> _Extracted entries_:
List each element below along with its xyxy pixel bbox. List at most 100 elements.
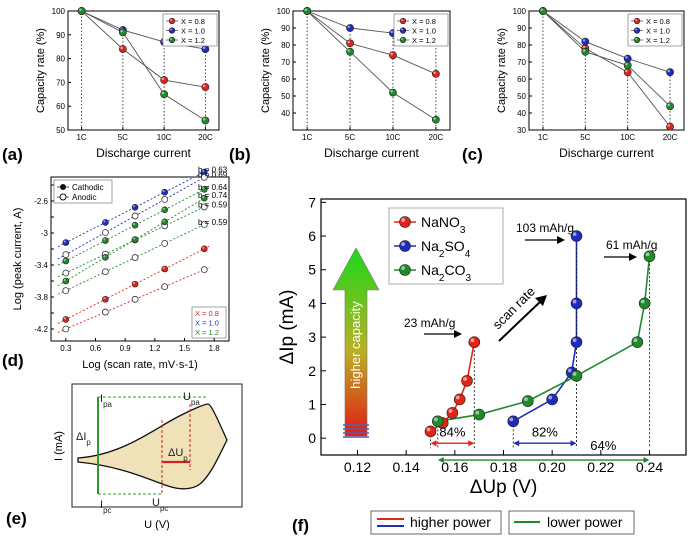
data-point xyxy=(160,90,169,99)
y-tick-label: 90 xyxy=(281,24,290,33)
x-tick-label: 20C xyxy=(198,133,213,142)
data-point-highlight xyxy=(433,417,438,422)
legend-label: X = 1.2 xyxy=(412,36,436,45)
legend-marker-highlight xyxy=(401,218,406,222)
data-point xyxy=(666,122,674,131)
range-na2co3-arrow-left xyxy=(437,457,444,464)
x-tick-label: 0.18 xyxy=(490,459,517,475)
legend-label-sub: 3 xyxy=(460,225,466,236)
y-tick-label: 0 xyxy=(308,430,316,446)
range-nano3-arrow-left xyxy=(430,440,437,447)
panel-d-chart: 0.3 0.6 0.9 1.2 1.5 1.8 -4.2 -3.8 -3.4 -3 -2.6 b = … xyxy=(12,166,230,371)
data-point-open xyxy=(161,195,169,203)
data-point-highlight xyxy=(625,56,628,59)
x-tick-label: 0.22 xyxy=(587,459,614,475)
data-point-highlight xyxy=(463,377,468,381)
upa-label-sub: pa xyxy=(191,398,200,407)
fit-line xyxy=(57,267,210,333)
x-tick-label: 1C xyxy=(538,133,548,142)
data-point-highlight xyxy=(582,45,586,49)
higher-power-box xyxy=(370,510,502,535)
y-tick-label: 4 xyxy=(308,295,316,311)
data-point-highlight xyxy=(162,266,165,270)
data-point-open xyxy=(62,269,70,277)
data-point xyxy=(453,393,466,406)
slope-label: b = 0.64 xyxy=(198,183,228,192)
scan-rate-label: scan rate xyxy=(490,284,538,332)
data-point-highlight xyxy=(667,124,671,127)
data-point-open xyxy=(62,325,70,333)
range-na2so4-arrow-left xyxy=(513,440,520,447)
data-point-highlight xyxy=(645,252,650,257)
legend-marker xyxy=(399,240,411,252)
data-point-highlight xyxy=(470,338,475,343)
pct-na2co3-label: 64% xyxy=(590,438,616,453)
x-tick-label: 1C xyxy=(76,133,86,142)
legend-x-label: X = 1.2 xyxy=(195,328,219,337)
data-point-highlight xyxy=(161,91,165,95)
data-point xyxy=(131,204,139,211)
data-point-highlight xyxy=(390,90,393,93)
y-tick-label: 80 xyxy=(56,55,65,64)
data-point xyxy=(666,68,674,77)
data-point xyxy=(200,245,208,253)
x-tick-label: 1C xyxy=(302,133,312,142)
data-point-highlight xyxy=(120,29,123,33)
data-point-highlight xyxy=(202,187,205,190)
legend-label-main: Na xyxy=(421,238,439,254)
delta-up-label-main: ΔU xyxy=(168,447,183,459)
slope-label: b = 0.63 xyxy=(198,166,228,175)
legend-label-sub2: 3 xyxy=(465,273,471,284)
data-point xyxy=(62,277,70,285)
data-point xyxy=(161,206,169,214)
data-point xyxy=(62,239,70,246)
y-tick-label: 90 xyxy=(56,31,65,40)
legend-label-sub: 2 xyxy=(439,249,445,260)
y-tick-label: 1 xyxy=(308,396,316,412)
x-tick-label: 0.20 xyxy=(539,459,566,475)
data-point-highlight xyxy=(572,232,577,237)
data-point xyxy=(473,408,485,421)
delta-up-label: ΔUp xyxy=(168,447,188,463)
data-point-highlight xyxy=(202,196,205,199)
data-point-highlight xyxy=(162,219,165,222)
scan-rate-arrow xyxy=(498,300,542,342)
data-point xyxy=(62,316,70,323)
legend-label-main: Na xyxy=(421,262,439,278)
data-point xyxy=(201,116,210,125)
data-point-highlight xyxy=(63,317,66,320)
legend-label: X = 1.0 xyxy=(646,26,670,35)
slope-label: b = 0.69 xyxy=(198,171,228,180)
legend-label: X = 1.0 xyxy=(181,26,205,35)
data-point-highlight xyxy=(132,223,136,226)
data-point-highlight xyxy=(475,410,480,415)
legend-marker-highlight xyxy=(401,28,403,31)
x-axis-title: Discharge current xyxy=(559,146,654,160)
x-tick-label: 0.14 xyxy=(393,459,420,475)
y-tick-label: 60 xyxy=(281,75,290,84)
legend-label: Na2CO3 xyxy=(421,262,471,284)
y-tick-label: 50 xyxy=(281,92,290,101)
panel-f-chart: 0.12 0.14 0.16 0.18 0.20 0.22 0.24 0 1 2 3 4 5 6 7 high… xyxy=(277,194,687,535)
y-tick-label: 60 xyxy=(517,75,526,84)
x-axis-title: Discharge current xyxy=(324,146,419,160)
x-tick-label: 20C xyxy=(663,133,678,142)
y-axis-title: Capacity rate (%) xyxy=(35,28,47,113)
data-point-open xyxy=(101,229,109,236)
data-point-open xyxy=(62,287,70,295)
plot-frame xyxy=(67,10,220,131)
data-point xyxy=(424,425,437,438)
legend-marker xyxy=(168,17,176,25)
data-point-highlight xyxy=(161,77,165,81)
legend-x-label: X = 1.0 xyxy=(195,319,219,328)
series-line xyxy=(81,10,206,121)
y-tick-label: 2 xyxy=(308,363,316,379)
data-point-highlight xyxy=(202,169,205,173)
legend-label-main: NaNO xyxy=(421,214,460,230)
legend-x-label: X = 0.8 xyxy=(195,309,219,318)
legend-marker-highlight xyxy=(170,38,173,40)
x-tick-label: 0.9 xyxy=(120,344,132,353)
data-point-highlight xyxy=(132,282,136,285)
x-tick-label: 0.24 xyxy=(636,459,663,475)
panel-a-chart: 50 60 70 80 90 100 1C 5C 10C 20C X = 0.8X = 1.0X =… xyxy=(35,7,220,160)
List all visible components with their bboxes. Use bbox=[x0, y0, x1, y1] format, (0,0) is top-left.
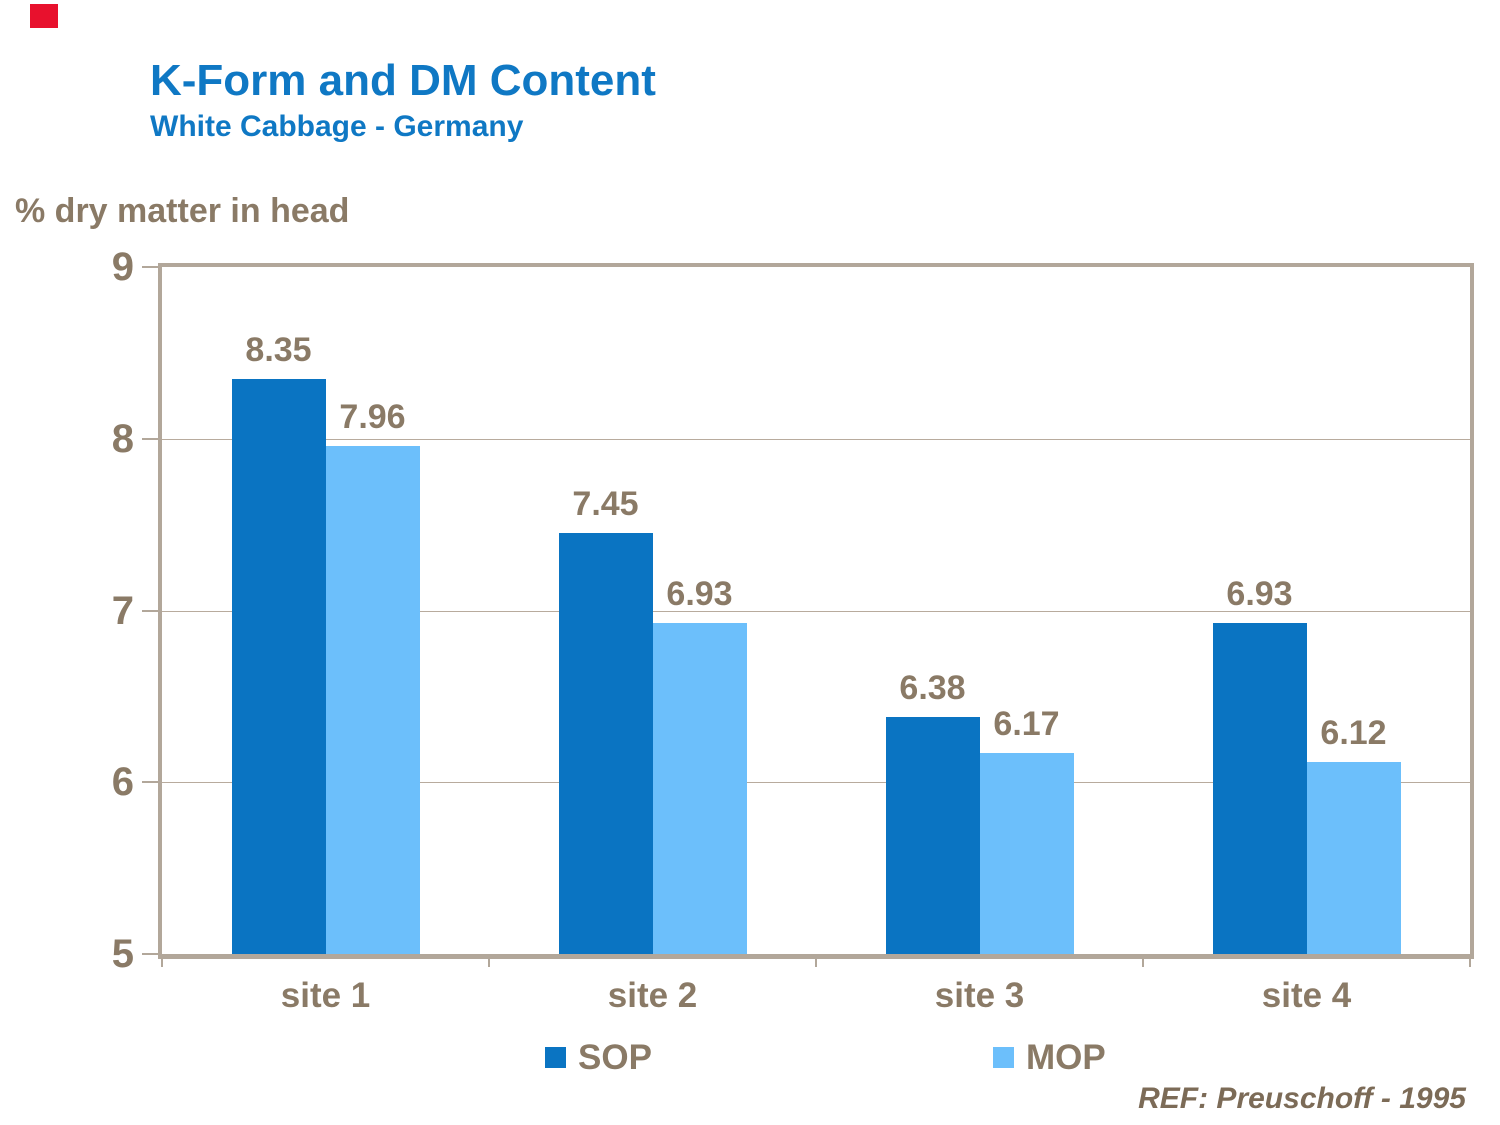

> _What you should do_: Copy out every row above word for word, leaving out the pictures.

> _Exercise result_:
List each element below along with its xyxy pixel bbox. List at most 100 elements.
data-point xyxy=(160,90,169,99)
y-tick-label: 90 xyxy=(281,24,290,33)
x-tick-label: 20C xyxy=(198,133,213,142)
data-point-highlight xyxy=(433,417,438,422)
legend-label: X = 1.2 xyxy=(412,36,436,45)
legend-marker-highlight xyxy=(401,218,406,222)
data-point xyxy=(666,122,674,131)
range-na2co3-arrow-left xyxy=(437,457,444,464)
x-tick-label: 0.18 xyxy=(490,459,517,475)
legend-label-sub: 3 xyxy=(460,225,466,236)
y-tick-label: 0 xyxy=(308,430,316,446)
range-nano3-arrow-left xyxy=(430,440,437,447)
panel-d-chart: 0.3 0.6 0.9 1.2 1.5 1.8 -4.2 -3.8 -3.4 -3 -2.6 b = … xyxy=(12,166,230,371)
data-point-open xyxy=(161,195,169,203)
data-point-highlight xyxy=(625,56,628,59)
x-tick-label: 0.22 xyxy=(587,459,614,475)
data-point-highlight xyxy=(463,377,468,381)
upa-label-sub: pa xyxy=(191,398,200,407)
fit-line xyxy=(57,267,210,333)
x-tick-label: 1C xyxy=(538,133,548,142)
data-point-highlight xyxy=(582,45,586,49)
higher-power-box xyxy=(370,510,502,535)
y-tick-label: 4 xyxy=(308,295,316,311)
data-point-highlight xyxy=(162,266,165,270)
data-point-open xyxy=(62,269,70,277)
data-point xyxy=(453,393,466,406)
slope-label: b = 0.64 xyxy=(198,183,228,192)
scan-rate-label: scan rate xyxy=(490,284,538,332)
data-point-highlight xyxy=(667,124,671,127)
data-point-open xyxy=(62,325,70,333)
range-na2so4-arrow-left xyxy=(513,440,520,447)
data-point-highlight xyxy=(645,252,650,257)
legend-marker xyxy=(399,240,411,252)
data-point-highlight xyxy=(470,338,475,343)
pct-na2co3-label: 64% xyxy=(590,438,616,453)
x-tick-label: 1C xyxy=(76,133,86,142)
legend-x-label: X = 1.2 xyxy=(195,328,219,337)
data-point-highlight xyxy=(161,91,165,95)
data-point xyxy=(131,204,139,211)
data-point-highlight xyxy=(390,90,393,93)
y-tick-label: 80 xyxy=(56,55,65,64)
data-point xyxy=(666,68,674,77)
data-point xyxy=(200,245,208,253)
x-tick-label: 1C xyxy=(302,133,312,142)
data-point-highlight xyxy=(120,29,123,33)
data-point-highlight xyxy=(202,187,205,190)
legend-label-main: Na xyxy=(421,238,439,254)
delta-up-label-main: ΔU xyxy=(168,447,183,459)
slope-label: b = 0.63 xyxy=(198,166,228,175)
legend-label-sub2: 3 xyxy=(465,273,471,284)
data-point xyxy=(62,277,70,285)
data-point xyxy=(161,206,169,214)
data-point xyxy=(62,239,70,246)
y-tick-label: 90 xyxy=(56,31,65,40)
legend-label-sub: 2 xyxy=(439,249,445,260)
y-tick-label: 1 xyxy=(308,396,316,412)
x-tick-label: 0.20 xyxy=(539,459,566,475)
data-point-highlight xyxy=(572,232,577,237)
data-point xyxy=(473,408,485,421)
delta-up-label: ΔUp xyxy=(168,447,188,463)
data-point-highlight xyxy=(202,196,205,199)
data-point-highlight xyxy=(162,219,165,222)
scan-rate-arrow xyxy=(498,300,542,342)
data-point xyxy=(62,316,70,323)
legend-label-main: Na xyxy=(421,262,439,278)
data-point xyxy=(201,116,210,125)
data-point-highlight xyxy=(63,317,66,320)
legend-label: X = 1.0 xyxy=(646,26,670,35)
slope-label: b = 0.69 xyxy=(198,171,228,180)
legend-label: X = 1.0 xyxy=(181,26,205,35)
data-point-highlight xyxy=(132,223,136,226)
data-point-highlight xyxy=(475,410,480,415)
legend-marker-highlight xyxy=(401,28,403,31)
x-axis-title: Discharge current xyxy=(559,146,654,160)
x-tick-label: 0.14 xyxy=(393,459,420,475)
y-tick-label: 60 xyxy=(281,75,290,84)
legend-label: Na2CO3 xyxy=(421,262,471,284)
y-tick-label: 50 xyxy=(281,92,290,101)
panel-f-chart: 0.12 0.14 0.16 0.18 0.20 0.22 0.24 0 1 2 3 4 5 6 7 high… xyxy=(277,194,687,535)
y-tick-label: 60 xyxy=(517,75,526,84)
x-axis-title: Discharge current xyxy=(324,146,419,160)
x-tick-label: 20C xyxy=(663,133,678,142)
y-axis-title: Capacity rate (%) xyxy=(35,28,47,113)
data-point-open xyxy=(101,229,109,236)
data-point-open xyxy=(62,287,70,295)
plot-frame xyxy=(67,10,220,131)
data-point xyxy=(424,425,437,438)
legend-marker xyxy=(168,17,176,25)
data-point-highlight xyxy=(161,77,165,81)
legend-x-label: X = 1.0 xyxy=(195,319,219,328)
series-line xyxy=(81,10,206,121)
y-tick-label: 2 xyxy=(308,363,316,379)
data-point-highlight xyxy=(202,169,205,173)
legend-label-main: NaNO xyxy=(421,214,460,230)
legend-x-label: X = 0.8 xyxy=(195,309,219,318)
legend-marker-highlight xyxy=(170,38,173,40)
x-tick-label: 0.9 xyxy=(120,344,132,353)
data-point-highlight xyxy=(132,282,136,285)
x-tick-label: 0.24 xyxy=(636,459,663,475)
panel-a-chart: 50 60 70 80 90 100 1C 5C 10C 20C X = 0.8X = 1.0X =… xyxy=(35,7,220,160)
List all visible components with their bboxes. Use bbox=[x0, y0, x1, y1] format, (0,0) is top-left.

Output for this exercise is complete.